→ Task description:
Will you give every entry again exactly as it stands?

→ Input material:

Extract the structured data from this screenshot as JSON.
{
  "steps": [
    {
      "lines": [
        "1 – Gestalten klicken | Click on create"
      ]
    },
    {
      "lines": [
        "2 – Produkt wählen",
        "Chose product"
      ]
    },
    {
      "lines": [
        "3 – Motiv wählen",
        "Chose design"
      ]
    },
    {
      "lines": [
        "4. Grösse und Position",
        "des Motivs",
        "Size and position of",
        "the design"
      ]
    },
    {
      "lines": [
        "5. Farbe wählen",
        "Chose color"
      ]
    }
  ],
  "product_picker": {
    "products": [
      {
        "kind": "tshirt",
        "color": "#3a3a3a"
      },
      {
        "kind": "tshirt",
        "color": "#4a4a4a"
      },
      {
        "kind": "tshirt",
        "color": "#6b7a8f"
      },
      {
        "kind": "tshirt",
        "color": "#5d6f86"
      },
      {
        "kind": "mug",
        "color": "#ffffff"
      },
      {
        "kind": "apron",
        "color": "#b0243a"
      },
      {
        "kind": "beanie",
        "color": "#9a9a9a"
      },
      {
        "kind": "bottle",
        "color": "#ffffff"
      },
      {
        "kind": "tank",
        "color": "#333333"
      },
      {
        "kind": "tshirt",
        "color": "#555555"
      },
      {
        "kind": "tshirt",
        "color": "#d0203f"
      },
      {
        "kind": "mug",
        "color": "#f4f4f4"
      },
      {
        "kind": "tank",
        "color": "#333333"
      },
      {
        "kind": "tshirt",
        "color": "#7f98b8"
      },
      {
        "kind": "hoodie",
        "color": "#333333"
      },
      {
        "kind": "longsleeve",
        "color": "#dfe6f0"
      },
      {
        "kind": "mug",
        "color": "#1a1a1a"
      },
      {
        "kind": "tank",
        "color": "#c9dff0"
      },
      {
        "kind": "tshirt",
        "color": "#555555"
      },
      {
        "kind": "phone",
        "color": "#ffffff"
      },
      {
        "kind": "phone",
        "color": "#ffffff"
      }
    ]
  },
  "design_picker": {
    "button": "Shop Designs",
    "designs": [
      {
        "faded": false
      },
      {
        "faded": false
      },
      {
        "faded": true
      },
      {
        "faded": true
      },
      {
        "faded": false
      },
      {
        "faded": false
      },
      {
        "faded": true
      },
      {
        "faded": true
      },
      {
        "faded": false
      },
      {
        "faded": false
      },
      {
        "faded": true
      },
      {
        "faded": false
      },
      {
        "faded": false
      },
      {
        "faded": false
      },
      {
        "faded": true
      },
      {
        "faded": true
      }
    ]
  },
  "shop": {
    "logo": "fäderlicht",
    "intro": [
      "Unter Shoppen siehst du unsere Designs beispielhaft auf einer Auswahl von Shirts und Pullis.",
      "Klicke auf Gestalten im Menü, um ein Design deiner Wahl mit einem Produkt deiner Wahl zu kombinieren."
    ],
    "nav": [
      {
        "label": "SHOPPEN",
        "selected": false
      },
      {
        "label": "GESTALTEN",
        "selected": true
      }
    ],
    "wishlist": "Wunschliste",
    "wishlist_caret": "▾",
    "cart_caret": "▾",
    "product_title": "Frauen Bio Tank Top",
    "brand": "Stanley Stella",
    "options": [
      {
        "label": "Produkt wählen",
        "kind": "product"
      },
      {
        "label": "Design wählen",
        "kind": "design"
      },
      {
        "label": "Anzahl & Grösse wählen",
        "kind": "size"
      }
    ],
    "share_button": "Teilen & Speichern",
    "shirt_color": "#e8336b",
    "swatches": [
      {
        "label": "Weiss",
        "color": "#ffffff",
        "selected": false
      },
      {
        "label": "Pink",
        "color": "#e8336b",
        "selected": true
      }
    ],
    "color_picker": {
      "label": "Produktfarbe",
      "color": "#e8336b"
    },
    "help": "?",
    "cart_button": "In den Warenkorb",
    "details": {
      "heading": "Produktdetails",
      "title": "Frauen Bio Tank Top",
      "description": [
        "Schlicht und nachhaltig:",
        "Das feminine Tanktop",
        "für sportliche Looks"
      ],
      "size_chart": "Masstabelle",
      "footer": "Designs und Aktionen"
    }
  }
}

→ In response:
Extract the structured data from this screenshot as JSON.
{
  "steps": [
    {
      "lines": [
        "1 – Gestalten klicken | Click on create"
      ]
    },
    {
      "lines": [
        "2 – Produkt wählen",
        "Chose product"
      ]
    },
    {
      "lines": [
        "3 – Motiv wählen",
        "Chose design"
      ]
    },
    {
      "lines": [
        "4. Grösse und Position",
        "des Motivs",
        "Size and position of",
        "the design"
      ]
    },
    {
      "lines": [
        "5. Farbe wählen",
        "Chose color"
      ]
    }
  ],
  "product_picker": {
    "products": [
      {
        "kind": "tshirt",
        "color": "#3a3a3a"
      },
      {
        "kind": "tshirt",
        "color": "#4a4a4a"
      },
      {
        "kind": "tshirt",
        "color": "#6b7a8f"
      },
      {
        "kind": "tshirt",
        "color": "#5d6f86"
      },
      {
        "kind": "mug",
        "color": "#ffffff"
      },
      {
        "kind": "apron",
        "color": "#b0243a"
      },
      {
        "kind": "beanie",
        "color": "#9a9a9a"
      },
      {
        "kind": "bottle",
        "color": "#ffffff"
      },
      {
        "kind": "tank",
        "color": "#333333"
      },
      {
        "kind": "tshirt",
        "color": "#555555"
      },
      {
        "kind": "tshirt",
        "color": "#d0203f"
      },
      {
        "kind": "mug",
        "color": "#f4f4f4"
      },
      {
        "kind": "tank",
        "color": "#333333"
      },
      {
        "kind": "tshirt",
        "color": "#7f98b8"
      },
      {
        "kind": "hoodie",
        "color": "#333333"
      },
      {
        "kind": "longsleeve",
        "color": "#dfe6f0"
      },
      {
        "kind": "mug",
        "color": "#1a1a1a"
      },
      {
        "kind": "tank",
        "color": "#c9dff0"
      },
      {
        "kind": "tshirt",
        "color": "#555555"
      },
      {
        "kind": "phone",
        "color": "#ffffff"
      },
      {
        "kind": "phone",
        "color": "#ffffff"
      }
    ]
  },
  "design_picker": {
    "button": "Shop Designs",
    "designs": [
      {
        "faded": false
      },
      {
        "faded": false
      },
      {
        "faded": true
      },
      {
        "faded": true
      },
      {
        "faded": false
      },
      {
        "faded": false
      },
      {
        "faded": true
      },
      {
        "faded": true
      },
      {
        "faded": false
      },
      {
        "faded": false
      },
      {
        "faded": true
      },
      {
        "faded": false
      },
      {
        "faded": false
      },
      {
        "faded": false
      },
      {
        "faded": true
      },
      {
        "faded": true
      }
    ]
  },
  "shop": {
    "logo": "fäderlicht",
    "intro": [
      "Unter Shoppen siehst du unsere Designs beispielhaft auf einer Auswahl von Shirts und Pullis.",
      "Klicke auf Gestalten im Menü, um ein Design deiner Wahl mit einem Produkt deiner Wahl zu kombinieren."
    ],
    "nav": [
      {
        "label": "SHOPPEN",
        "selected": false
      },
      {
        "label": "GESTALTEN",
        "selected": true
      }
    ],
    "wishlist": "Wunschliste",
    "wishlist_caret": "▾",
    "cart_caret": "▾",
    "product_title": "Frauen Bio Tank Top",
    "brand": "Stanley Stella",
    "options": [
      {
        "label": "Produkt wählen",
        "kind": "product"
      },
      {
        "label": "Design wählen",
        "kind": "design"
      },
      {
        "label": "Anzahl & Grösse wählen",
        "kind": "size"
      }
    ],
    "share_button": "Teilen & Speichern",
    "shirt_color": "#e8336b",
    "swatches": [
      {
        "label": "Weiss",
        "color": "#ffffff",
        "selected": false
      },
      {
        "label": "Pink",
        "color": "#e8336b",
        "selected": true
      }
    ],
    "color_picker": {
      "label": "Produktfarbe",
      "color": "#e8336b"
    },
    "help": "?",
    "cart_button": "In den Warenkorb",
    "details": {
      "heading": "Produktdetails",
      "title": "Frauen Bio Tank Top",
      "description": [
        "Schlicht und nachhaltig:",
        "Das feminine Tanktop",
        "für sportliche Looks"
      ],
      "size_chart": "Masstabelle",
      "footer": "Designs und Aktionen"
    }
  }
}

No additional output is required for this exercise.